> **EXERCISE**
Gather each line of the records where "values" appears.

> **MATERIAL**
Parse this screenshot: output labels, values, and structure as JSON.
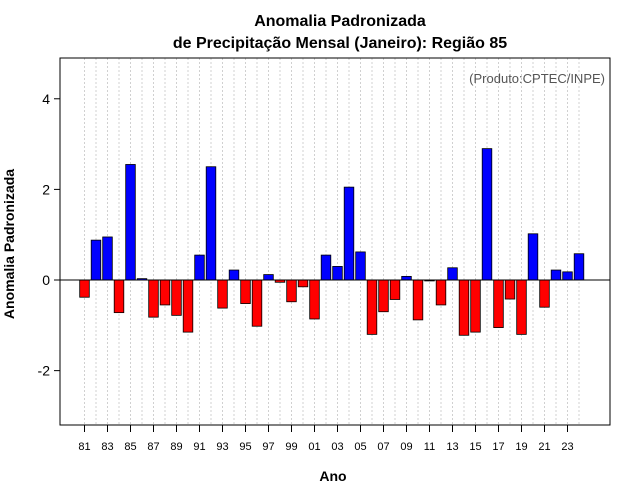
{
  "chart_data": {
    "type": "bar",
    "title_line1": "Anomalia Padronizada",
    "title_line2": "de Precipitação Mensal (Janeiro): Região 85",
    "xlabel": "Ano",
    "ylabel": "Anomalia Padronizada",
    "credit": "(Produto:CPTEC/INPE)",
    "ylim": [
      -3.2,
      4.9
    ],
    "yticks": [
      -2,
      0,
      2,
      4
    ],
    "ytick_labels": [
      "-2",
      "0",
      "2",
      "4"
    ],
    "positive_color": "#0000ff",
    "negative_color": "#ff0000",
    "grid": "vertical dotted",
    "categories": [
      "1981",
      "1982",
      "1983",
      "1984",
      "1985",
      "1986",
      "1987",
      "1988",
      "1989",
      "1990",
      "1991",
      "1992",
      "1993",
      "1994",
      "1995",
      "1996",
      "1997",
      "1998",
      "1999",
      "2000",
      "2001",
      "2002",
      "2003",
      "2004",
      "2005",
      "2006",
      "2007",
      "2008",
      "2009",
      "2010",
      "2011",
      "2012",
      "2013",
      "2014",
      "2015",
      "2016",
      "2017",
      "2018",
      "2019",
      "2020",
      "2021",
      "2022",
      "2023",
      "2024"
    ],
    "values": [
      -0.38,
      0.88,
      0.95,
      -0.72,
      2.55,
      0.03,
      -0.82,
      -0.55,
      -0.78,
      -1.15,
      0.55,
      2.5,
      -0.62,
      0.22,
      -0.52,
      -1.02,
      0.12,
      -0.05,
      -0.48,
      -0.15,
      -0.86,
      0.55,
      0.3,
      2.05,
      0.62,
      -1.2,
      -0.7,
      -0.43,
      0.08,
      -0.88,
      -0.02,
      -0.55,
      0.27,
      -1.22,
      -1.15,
      2.9,
      -1.05,
      -0.42,
      -1.2,
      1.02,
      -0.6,
      0.22,
      0.18,
      0.58
    ],
    "xtick_labels": [
      "81",
      "83",
      "85",
      "87",
      "89",
      "91",
      "93",
      "95",
      "97",
      "99",
      "01",
      "03",
      "05",
      "07",
      "09",
      "11",
      "13",
      "15",
      "17",
      "19",
      "21",
      "23"
    ]
  }
}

> **EXERCISE ANSWER**
Parse this screenshot: output labels, values, and structure as JSON.
    "values": [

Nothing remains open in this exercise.